#### [What the task requires]
Answer these questions from the judgment excerpt below:
(a) What date does the judgment excerpt give for the 2nd petitioner's communication?
(b) According to the judgment excerpt, what position does the District Collector hold on the committee?
(c) What is the outcome of the writ petition, and what order is made on costs?

This point was never raised at any stage of the proceeding. As could be seen from the impugned order of the Tribunal, this was not at all the contention of the learned G. P. , who appeared for the State authorities before the tribunal. In addition to this, even the communication of the 2nd petitioner dated 24-1-2000 extracted above, does not refer to the fact that the Medical Board did not consist of Cardiologist. On the other hand, the communication has incorporated verbatim the finding recorded by the district Level Committee. The only reason given by the authorities to reject the application of the petitioner is that the district Collector, who is the Chairman of the District Selection (sic. Level) Committee, felt that the first respondent is quite healthy and, therefore, she does not deserve voluntary retirement. We are at a loss to understand as to how the subjective satisfaction of the District Collector who could not be said to be an expert would be a base for rejecting the application of the petitioner, particularly, in the light of the certificate issued by the Medical Board constituted by the Superintendent, government General Hospital, Kakinada. It is not the case of the petitioner-authorities before the Tribunal that the Medical Board constituted by the Superintendent did not have a Cardiologist as a member. Be that as it may even before us in this writ, petition, nothing is placed to satisfy ourselves that the Medical Board constituted by the superintendent, Government General hospital, Kakinada, in fact, did not include a Cardiologist. Therefore, we do not find any substantive ground to interfere with the impugned order of the Tribunal. ( 6 ) THE writ petition is, therefore, dismissed. No costs.

Dataset records
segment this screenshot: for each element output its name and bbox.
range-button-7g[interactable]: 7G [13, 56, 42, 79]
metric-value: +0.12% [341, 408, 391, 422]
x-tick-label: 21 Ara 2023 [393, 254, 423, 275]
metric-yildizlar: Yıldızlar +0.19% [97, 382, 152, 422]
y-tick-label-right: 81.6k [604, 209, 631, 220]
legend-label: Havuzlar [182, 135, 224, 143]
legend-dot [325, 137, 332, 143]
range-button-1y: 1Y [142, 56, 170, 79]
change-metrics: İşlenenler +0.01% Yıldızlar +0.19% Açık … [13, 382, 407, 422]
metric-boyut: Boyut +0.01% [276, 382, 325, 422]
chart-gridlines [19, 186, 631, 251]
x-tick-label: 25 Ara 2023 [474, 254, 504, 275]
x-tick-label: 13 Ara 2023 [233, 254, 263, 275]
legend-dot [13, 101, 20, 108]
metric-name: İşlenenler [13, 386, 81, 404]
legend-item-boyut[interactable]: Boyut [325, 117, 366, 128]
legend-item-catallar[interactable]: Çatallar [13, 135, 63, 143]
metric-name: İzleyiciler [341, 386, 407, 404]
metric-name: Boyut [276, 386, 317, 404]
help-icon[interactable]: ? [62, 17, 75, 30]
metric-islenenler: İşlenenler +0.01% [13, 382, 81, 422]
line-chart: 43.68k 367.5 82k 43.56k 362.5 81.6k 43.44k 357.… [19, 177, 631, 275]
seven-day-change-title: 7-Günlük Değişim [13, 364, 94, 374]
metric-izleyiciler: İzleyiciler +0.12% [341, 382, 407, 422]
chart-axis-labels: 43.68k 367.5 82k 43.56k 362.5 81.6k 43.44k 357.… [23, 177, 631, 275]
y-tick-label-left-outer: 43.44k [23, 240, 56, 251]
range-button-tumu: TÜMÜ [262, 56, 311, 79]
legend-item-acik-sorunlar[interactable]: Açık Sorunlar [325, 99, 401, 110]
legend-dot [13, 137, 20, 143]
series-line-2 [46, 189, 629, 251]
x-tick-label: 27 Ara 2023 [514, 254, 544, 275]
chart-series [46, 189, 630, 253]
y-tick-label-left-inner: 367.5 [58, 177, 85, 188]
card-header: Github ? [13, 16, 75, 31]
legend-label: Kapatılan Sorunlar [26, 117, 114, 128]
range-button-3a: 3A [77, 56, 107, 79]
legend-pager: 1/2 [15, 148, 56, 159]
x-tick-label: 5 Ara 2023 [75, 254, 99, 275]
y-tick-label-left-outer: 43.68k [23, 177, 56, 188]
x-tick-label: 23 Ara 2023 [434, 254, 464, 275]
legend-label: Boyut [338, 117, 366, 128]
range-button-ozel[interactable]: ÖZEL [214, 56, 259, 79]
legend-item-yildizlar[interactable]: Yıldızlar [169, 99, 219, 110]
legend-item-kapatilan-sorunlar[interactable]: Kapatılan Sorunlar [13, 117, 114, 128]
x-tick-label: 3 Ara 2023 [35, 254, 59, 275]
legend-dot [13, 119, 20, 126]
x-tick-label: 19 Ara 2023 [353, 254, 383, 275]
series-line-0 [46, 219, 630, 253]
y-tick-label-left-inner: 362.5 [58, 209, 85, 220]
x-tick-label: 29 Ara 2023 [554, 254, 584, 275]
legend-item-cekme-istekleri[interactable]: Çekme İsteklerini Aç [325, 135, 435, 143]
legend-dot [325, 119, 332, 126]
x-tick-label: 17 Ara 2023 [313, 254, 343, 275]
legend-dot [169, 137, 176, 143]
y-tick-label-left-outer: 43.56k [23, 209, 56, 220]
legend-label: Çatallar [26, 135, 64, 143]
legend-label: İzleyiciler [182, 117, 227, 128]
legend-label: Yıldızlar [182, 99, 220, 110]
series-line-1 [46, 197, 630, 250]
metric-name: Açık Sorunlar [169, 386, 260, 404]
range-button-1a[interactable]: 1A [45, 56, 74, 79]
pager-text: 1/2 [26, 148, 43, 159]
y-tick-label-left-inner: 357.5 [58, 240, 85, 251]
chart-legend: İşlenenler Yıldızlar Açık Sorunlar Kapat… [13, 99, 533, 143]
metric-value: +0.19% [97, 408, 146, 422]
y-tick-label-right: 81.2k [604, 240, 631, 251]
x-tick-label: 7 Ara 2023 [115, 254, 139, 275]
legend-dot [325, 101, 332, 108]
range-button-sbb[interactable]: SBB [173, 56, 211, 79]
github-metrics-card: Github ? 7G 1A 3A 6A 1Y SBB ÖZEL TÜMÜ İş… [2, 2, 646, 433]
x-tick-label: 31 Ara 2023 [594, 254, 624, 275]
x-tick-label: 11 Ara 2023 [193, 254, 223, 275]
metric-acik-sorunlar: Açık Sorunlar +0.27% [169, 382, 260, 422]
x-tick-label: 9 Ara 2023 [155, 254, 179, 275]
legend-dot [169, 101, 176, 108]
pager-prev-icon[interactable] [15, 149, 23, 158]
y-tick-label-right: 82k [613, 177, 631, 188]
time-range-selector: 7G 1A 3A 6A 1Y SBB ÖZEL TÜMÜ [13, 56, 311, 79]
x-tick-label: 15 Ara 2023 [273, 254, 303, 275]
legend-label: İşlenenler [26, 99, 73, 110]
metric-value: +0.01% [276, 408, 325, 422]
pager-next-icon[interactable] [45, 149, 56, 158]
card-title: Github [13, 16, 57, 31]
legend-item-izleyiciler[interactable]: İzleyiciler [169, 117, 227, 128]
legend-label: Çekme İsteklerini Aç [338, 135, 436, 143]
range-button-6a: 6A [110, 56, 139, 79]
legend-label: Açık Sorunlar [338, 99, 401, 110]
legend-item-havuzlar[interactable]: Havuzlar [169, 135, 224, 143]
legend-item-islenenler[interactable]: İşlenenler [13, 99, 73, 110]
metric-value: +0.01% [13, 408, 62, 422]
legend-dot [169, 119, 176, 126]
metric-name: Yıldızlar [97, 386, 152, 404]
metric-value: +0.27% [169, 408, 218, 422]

#### [Answer below]
(a) 24-1-2000.
(b) The District Collector is the Chairman of the District Selection (sic. Level) Committee.
(c) The writ petition is dismissed, with no costs.